Work to complete:
Which lines contain the string "JSON"? Please list every one of them.

Recorded information:
########################################
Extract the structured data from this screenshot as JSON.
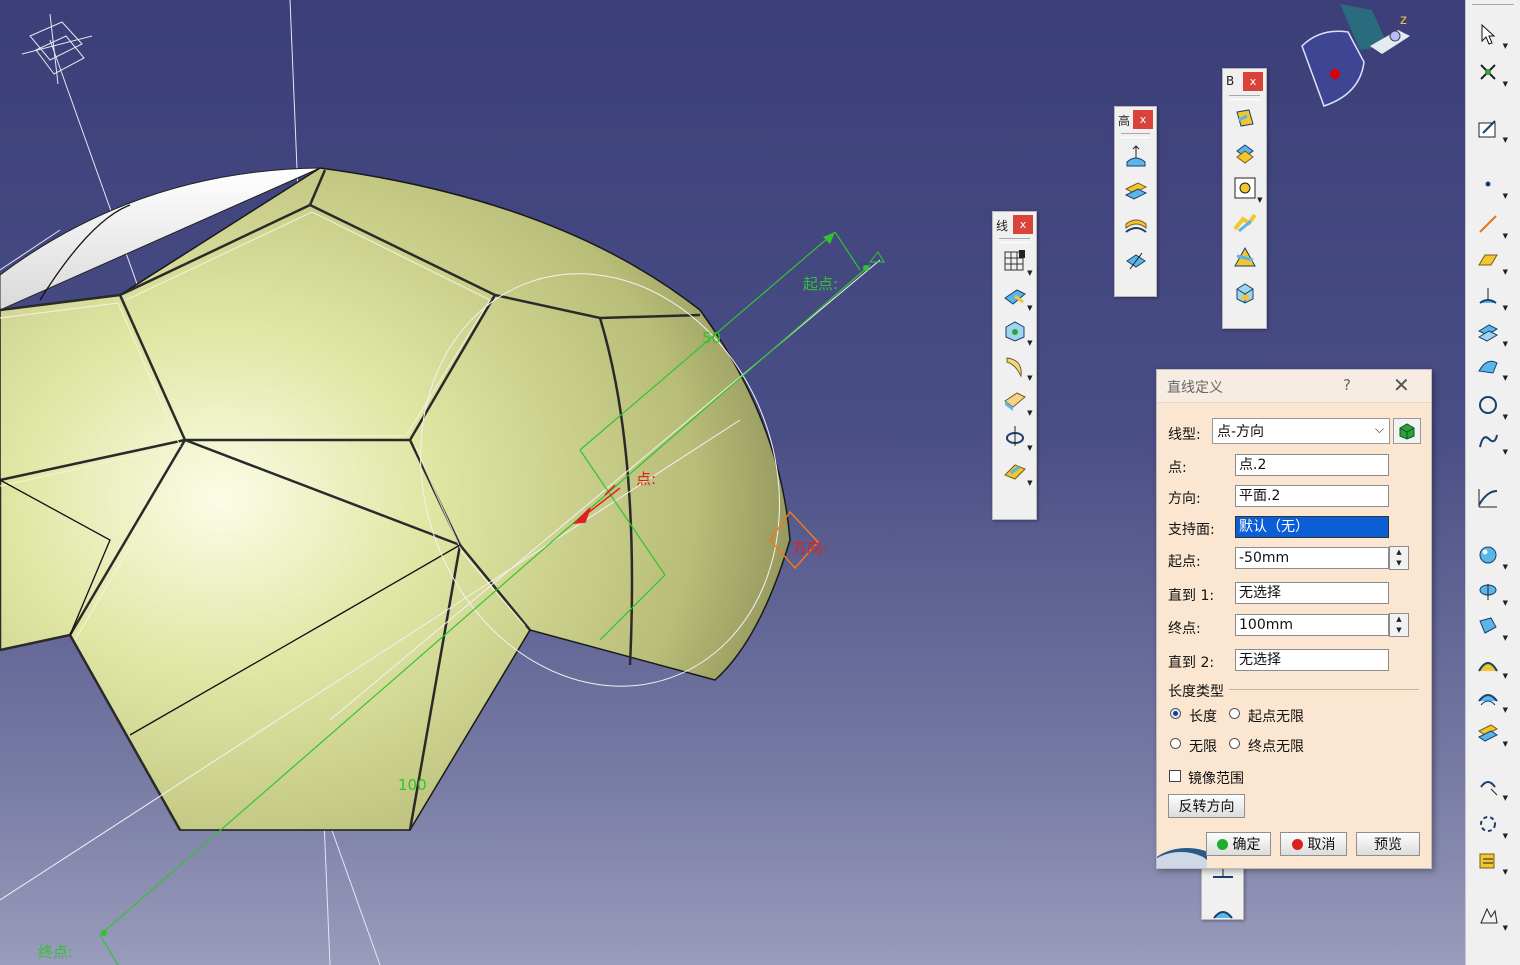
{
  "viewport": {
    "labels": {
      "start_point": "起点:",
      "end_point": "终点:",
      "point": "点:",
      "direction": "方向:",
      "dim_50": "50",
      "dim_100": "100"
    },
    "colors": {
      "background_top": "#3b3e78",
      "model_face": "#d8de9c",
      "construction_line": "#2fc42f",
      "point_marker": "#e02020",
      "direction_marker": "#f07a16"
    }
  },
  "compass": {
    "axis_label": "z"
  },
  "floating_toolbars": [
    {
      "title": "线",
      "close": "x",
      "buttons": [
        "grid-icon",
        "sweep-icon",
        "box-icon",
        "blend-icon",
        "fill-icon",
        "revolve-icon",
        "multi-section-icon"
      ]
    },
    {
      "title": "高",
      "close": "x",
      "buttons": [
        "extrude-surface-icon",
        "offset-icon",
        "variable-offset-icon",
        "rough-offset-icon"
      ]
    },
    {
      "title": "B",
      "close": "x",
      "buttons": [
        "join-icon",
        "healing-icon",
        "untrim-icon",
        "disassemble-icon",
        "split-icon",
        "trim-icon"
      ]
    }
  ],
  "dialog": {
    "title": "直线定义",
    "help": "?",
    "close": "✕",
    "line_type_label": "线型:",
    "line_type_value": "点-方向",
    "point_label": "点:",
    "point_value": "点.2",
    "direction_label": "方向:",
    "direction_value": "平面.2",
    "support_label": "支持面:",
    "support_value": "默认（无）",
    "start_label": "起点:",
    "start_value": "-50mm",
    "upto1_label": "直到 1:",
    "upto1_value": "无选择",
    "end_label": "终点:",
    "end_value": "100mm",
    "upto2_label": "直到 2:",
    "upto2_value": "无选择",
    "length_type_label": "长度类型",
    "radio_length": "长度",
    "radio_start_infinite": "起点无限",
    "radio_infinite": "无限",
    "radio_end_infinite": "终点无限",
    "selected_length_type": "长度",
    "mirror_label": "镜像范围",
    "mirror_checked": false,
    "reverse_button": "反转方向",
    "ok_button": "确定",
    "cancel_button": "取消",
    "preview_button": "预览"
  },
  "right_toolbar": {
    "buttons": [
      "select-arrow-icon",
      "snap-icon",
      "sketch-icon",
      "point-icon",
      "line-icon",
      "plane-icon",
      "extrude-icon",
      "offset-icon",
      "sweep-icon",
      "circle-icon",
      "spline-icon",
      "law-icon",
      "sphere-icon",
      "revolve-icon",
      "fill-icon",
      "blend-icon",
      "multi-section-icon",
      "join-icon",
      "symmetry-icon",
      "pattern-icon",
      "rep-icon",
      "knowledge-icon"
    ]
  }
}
########################################
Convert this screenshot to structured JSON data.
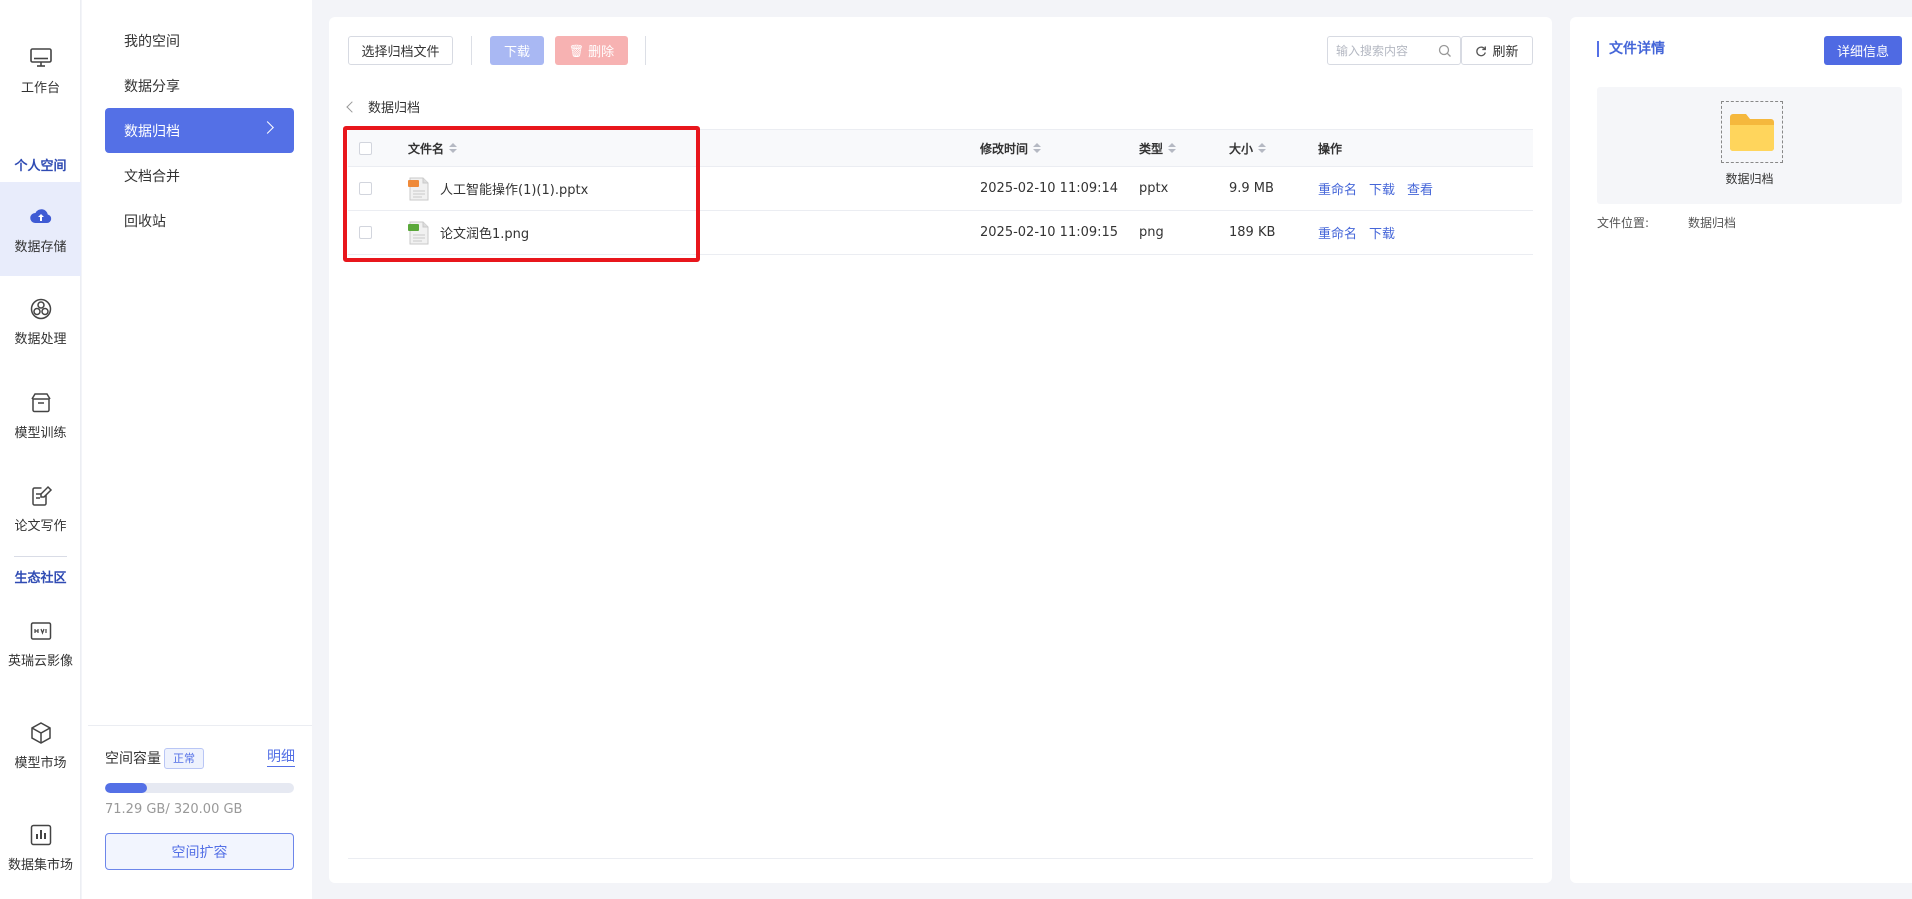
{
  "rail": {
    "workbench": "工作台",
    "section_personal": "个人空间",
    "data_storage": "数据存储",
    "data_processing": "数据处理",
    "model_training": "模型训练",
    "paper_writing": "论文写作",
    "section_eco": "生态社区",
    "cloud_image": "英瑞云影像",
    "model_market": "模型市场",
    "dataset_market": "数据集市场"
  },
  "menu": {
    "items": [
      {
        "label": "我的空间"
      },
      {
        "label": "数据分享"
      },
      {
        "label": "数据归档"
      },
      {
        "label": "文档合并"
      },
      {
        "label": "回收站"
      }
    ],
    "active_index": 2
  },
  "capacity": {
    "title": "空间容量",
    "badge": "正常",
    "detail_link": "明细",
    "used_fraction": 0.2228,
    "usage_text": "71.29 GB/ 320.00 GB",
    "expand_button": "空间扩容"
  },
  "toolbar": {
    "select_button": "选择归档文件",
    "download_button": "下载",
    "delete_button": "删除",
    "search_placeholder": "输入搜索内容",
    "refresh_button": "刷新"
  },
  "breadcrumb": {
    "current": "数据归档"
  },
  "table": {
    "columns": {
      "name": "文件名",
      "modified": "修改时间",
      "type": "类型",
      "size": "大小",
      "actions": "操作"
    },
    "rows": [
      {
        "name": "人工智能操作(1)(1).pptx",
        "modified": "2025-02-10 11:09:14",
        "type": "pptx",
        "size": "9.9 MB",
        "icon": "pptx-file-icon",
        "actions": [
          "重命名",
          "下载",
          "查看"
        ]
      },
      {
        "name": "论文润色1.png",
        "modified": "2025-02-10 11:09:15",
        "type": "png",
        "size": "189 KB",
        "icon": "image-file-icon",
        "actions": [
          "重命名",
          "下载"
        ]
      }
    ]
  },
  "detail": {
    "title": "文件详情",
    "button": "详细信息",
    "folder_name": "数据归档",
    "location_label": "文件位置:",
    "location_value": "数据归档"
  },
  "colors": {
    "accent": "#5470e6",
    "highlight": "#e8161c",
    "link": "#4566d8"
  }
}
########################################
Answer to the problem:
Extract the structured data from this screenshot as JSON.
Convert this screenshot to structured JSON data.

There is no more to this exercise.